* [DATA TO USE]
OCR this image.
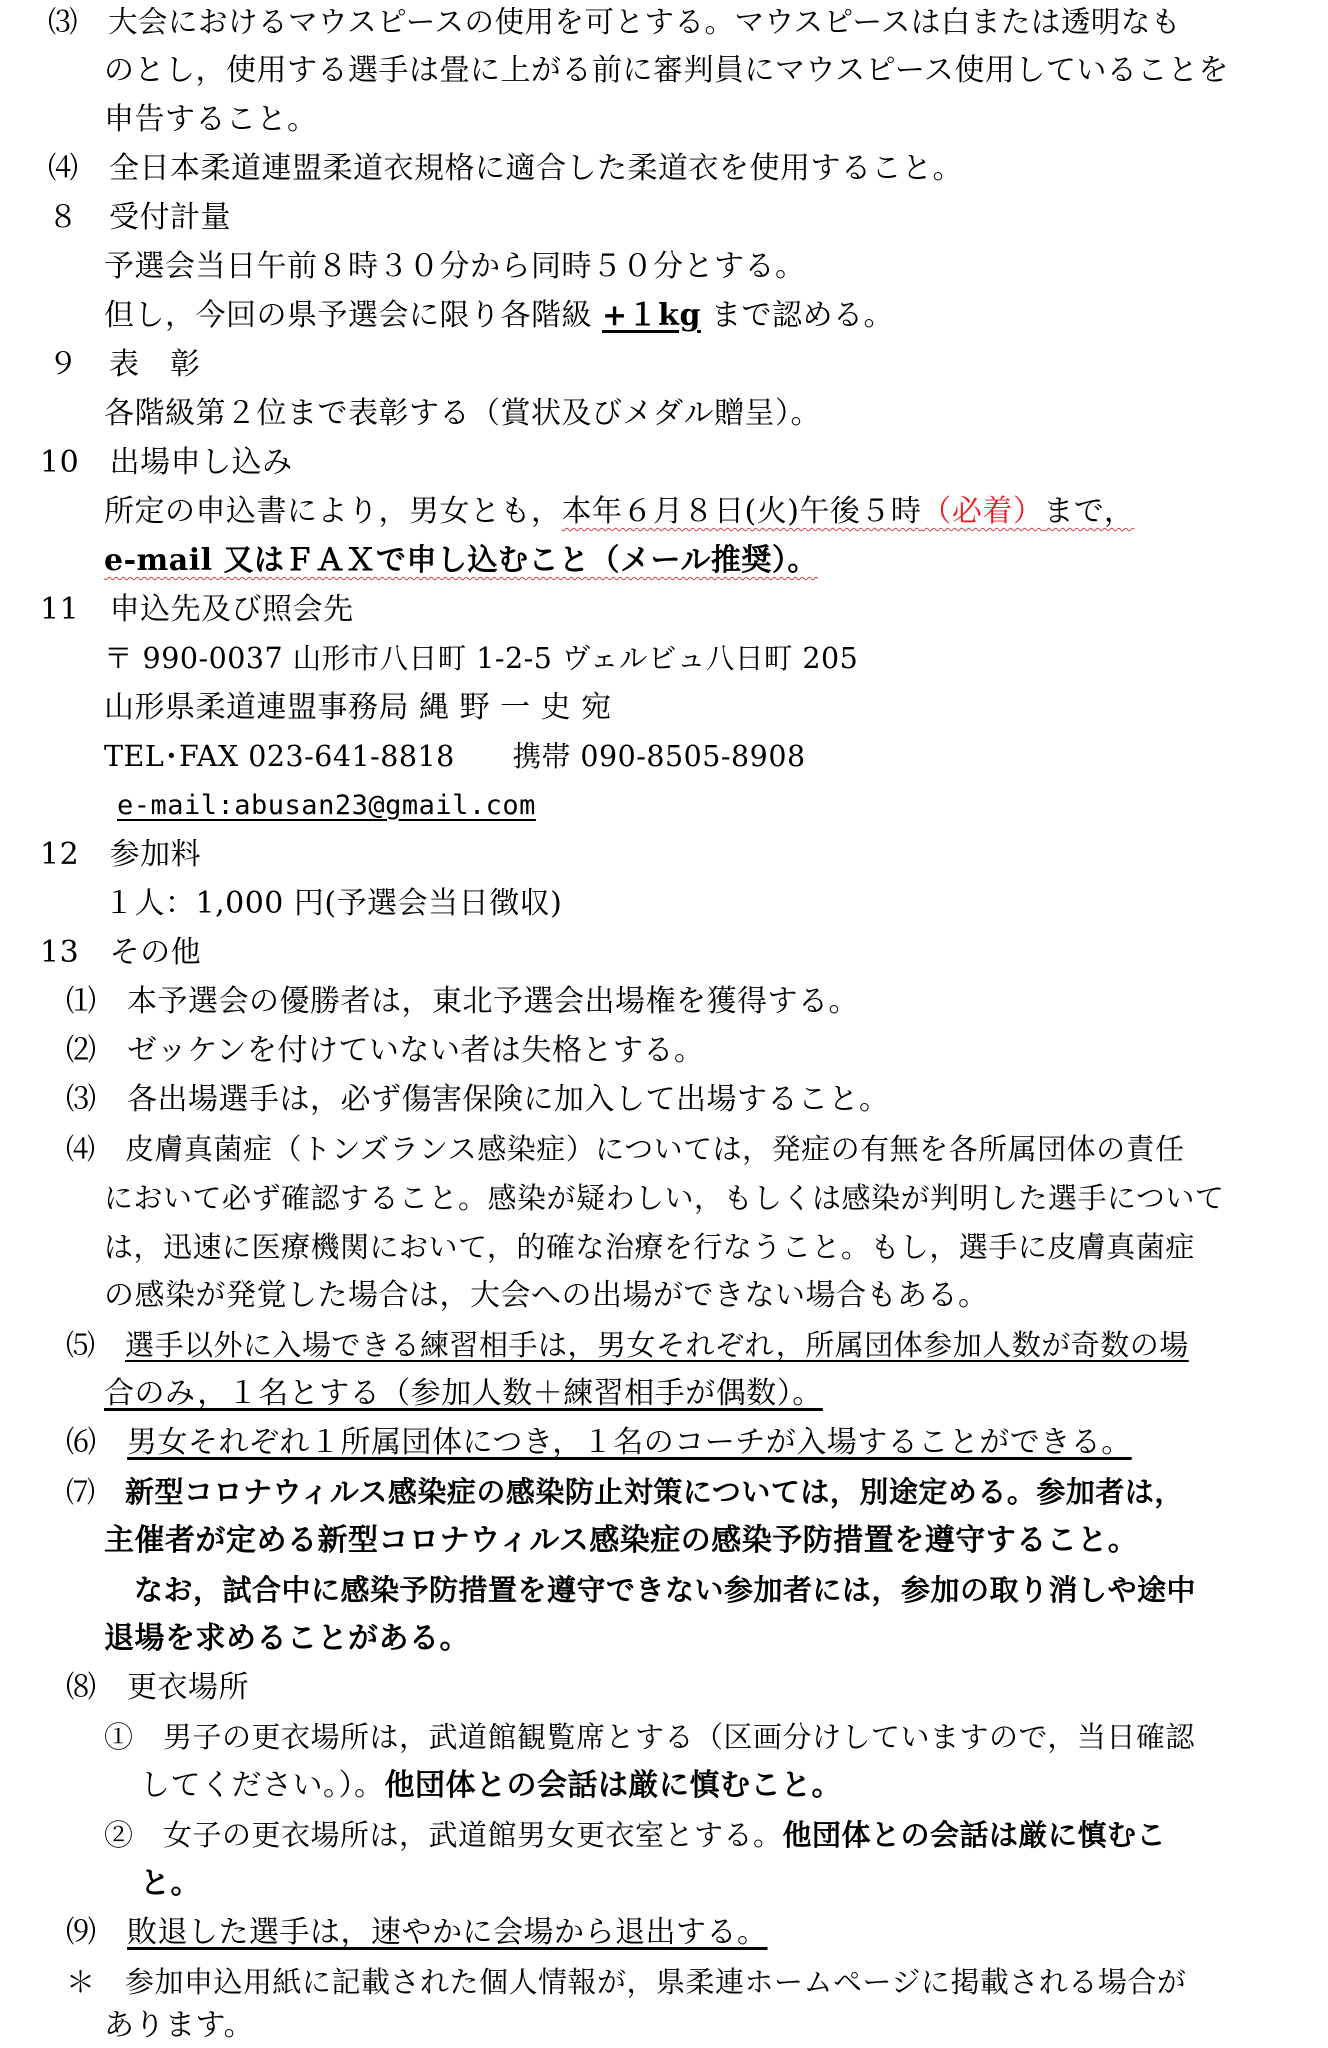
⑶　大会におけるマウスピースの使用を可とする。マウスピースは白または透明なも
のとし，使用する選手は畳に上がる前に審判員にマウスピース使用していることを
申告すること。
⑷　全日本柔道連盟柔道衣規格に適合した柔道衣を使用すること。
８　受付計量
予選会当日午前８時３０分から同時５０分とする。
但し，今回の県予選会に限り各階級 +１kg まで認める。
９　表　彰
各階級第２位まで表彰する（賞状及びメダル贈呈）。
10　出場申し込み
所定の申込書により，男女とも，本年６月８日(火)午後５時（必着）まで，
e-mail 又はＦＡＸで申し込むこと（メール推奨）。
11　申込先及び照会先
〒 990-0037 山形市八日町 1-2-5 ヴェルビュ八日町 205
山形県柔道連盟事務局 縄 野 一 史 宛
TEL･FAX 023-641-8818　　携帯 090-8505-8908
e-mail:abusan23@gmail.com
12　参加料
１人：1,000 円(予選会当日徴収)
13　その他
⑴　本予選会の優勝者は，東北予選会出場権を獲得する。
⑵　ゼッケンを付けていない者は失格とする。
⑶　各出場選手は，必ず傷害保険に加入して出場すること。
⑷　皮膚真菌症（トンズランス感染症）については，発症の有無を各所属団体の責任
において必ず確認すること。感染が疑わしい，もしくは感染が判明した選手について
は，迅速に医療機関において，的確な治療を行なうこと。もし，選手に皮膚真菌症
の感染が発覚した場合は，大会への出場ができない場合もある。
⑸　選手以外に入場できる練習相手は，男女それぞれ，所属団体参加人数が奇数の場
合のみ，１名とする（参加人数＋練習相手が偶数）。
⑹　男女それぞれ１所属団体につき，１名のコーチが入場することができる。
⑺　新型コロナウィルス感染症の感染防止対策については，別途定める。参加者は，
主催者が定める新型コロナウィルス感染症の感染予防措置を遵守すること。
なお，試合中に感染予防措置を遵守できない参加者には，参加の取り消しや途中
退場を求めることがある。
⑻　更衣場所
①　男子の更衣場所は，武道館観覧席とする（区画分けしていますので，当日確認
してください。）。他団体との会話は厳に慎むこと。
②　女子の更衣場所は，武道館男女更衣室とする。他団体との会話は厳に慎むこ
と。
⑼　敗退した選手は，速やかに会場から退出する。
＊　参加申込用紙に記載された個人情報が，県柔連ホームページに掲載される場合が
あります。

* [EXERCISE TASK]
Every line of the records that includes the word "mail" should be gathered.

* [OUTPUT BELOW]
e-mail 又はＦＡＸで申し込むこと（メール推奨）。
e-mail:abusan23@gmail.com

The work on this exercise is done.